**TASK DIRECTIONS:** Print the entries verbatim, leaving out the images they contain.

**DATA EXCERPTS:**
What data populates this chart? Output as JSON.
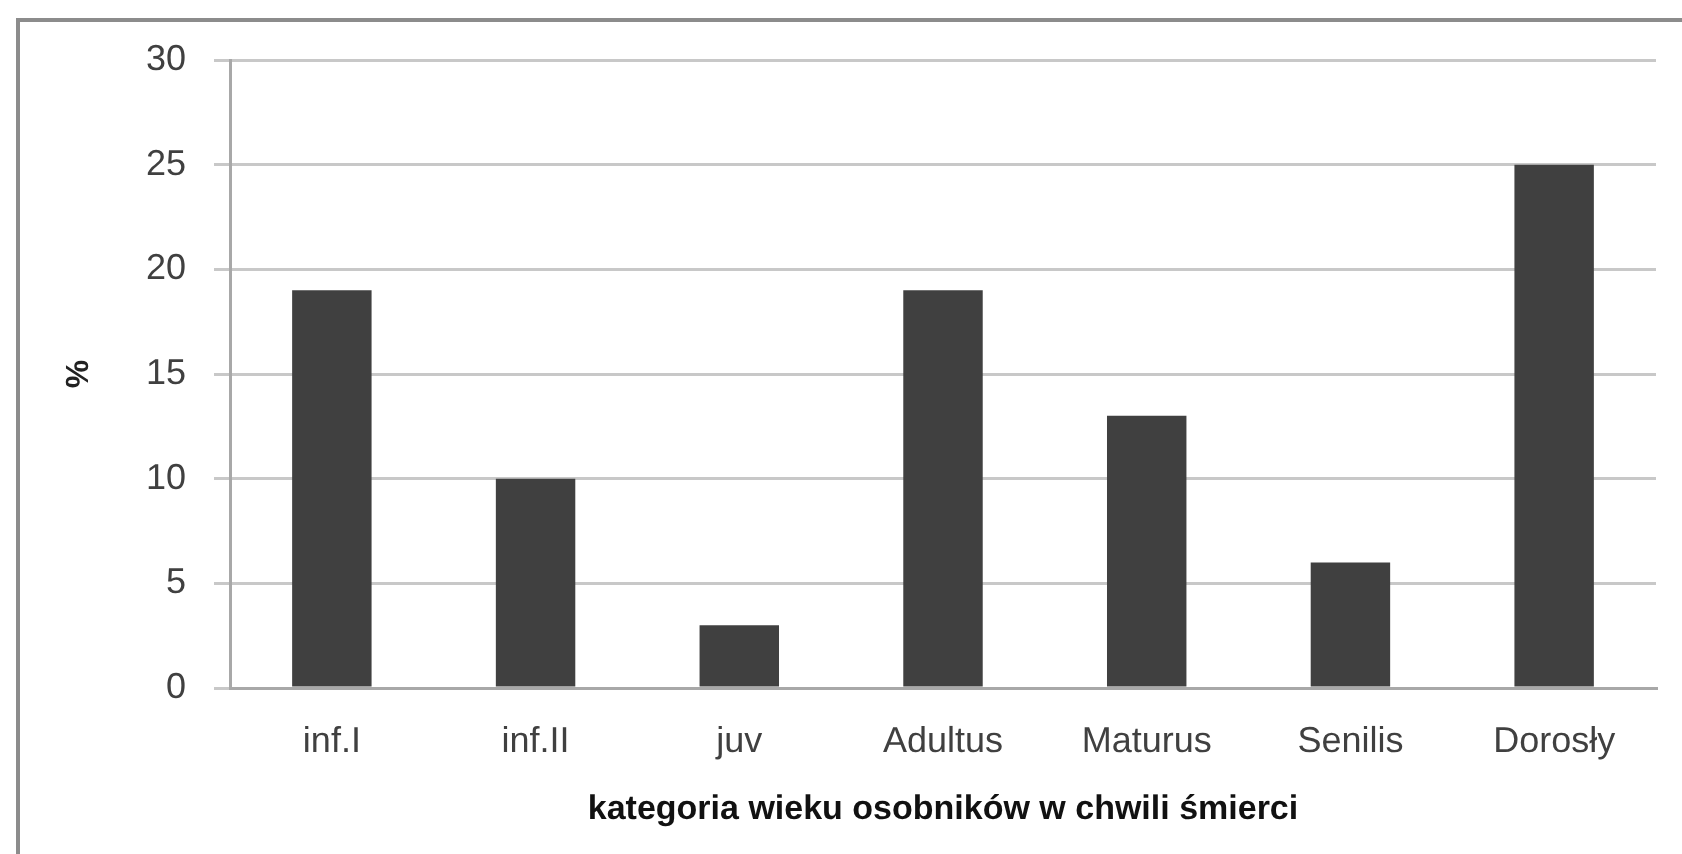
{
  "chart_data": {
    "type": "bar",
    "xlabel": "kategoria wieku osobników w chwili śmierci",
    "ylabel": "%",
    "categories": [
      "inf.I",
      "inf.II",
      "juv",
      "Adultus",
      "Maturus",
      "Senilis",
      "Dorosły"
    ],
    "values": [
      19,
      10,
      3,
      19,
      13,
      6,
      25
    ],
    "color": "#404040",
    "ylim": [
      0,
      30
    ],
    "yticks": [
      0,
      5,
      10,
      15,
      20,
      25,
      30
    ],
    "grid": "y"
  }
}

**FINAL RESULT:**
What data populates this chart? Output as JSON.
{
  "chart_data": {
    "type": "bar",
    "xlabel": "kategoria wieku osobników w chwili śmierci",
    "ylabel": "%",
    "categories": [
      "inf.I",
      "inf.II",
      "juv",
      "Adultus",
      "Maturus",
      "Senilis",
      "Dorosły"
    ],
    "values": [
      19,
      10,
      3,
      19,
      13,
      6,
      25
    ],
    "color": "#404040",
    "ylim": [
      0,
      30
    ],
    "yticks": [
      0,
      5,
      10,
      15,
      20,
      25,
      30
    ],
    "grid": "y"
  }
}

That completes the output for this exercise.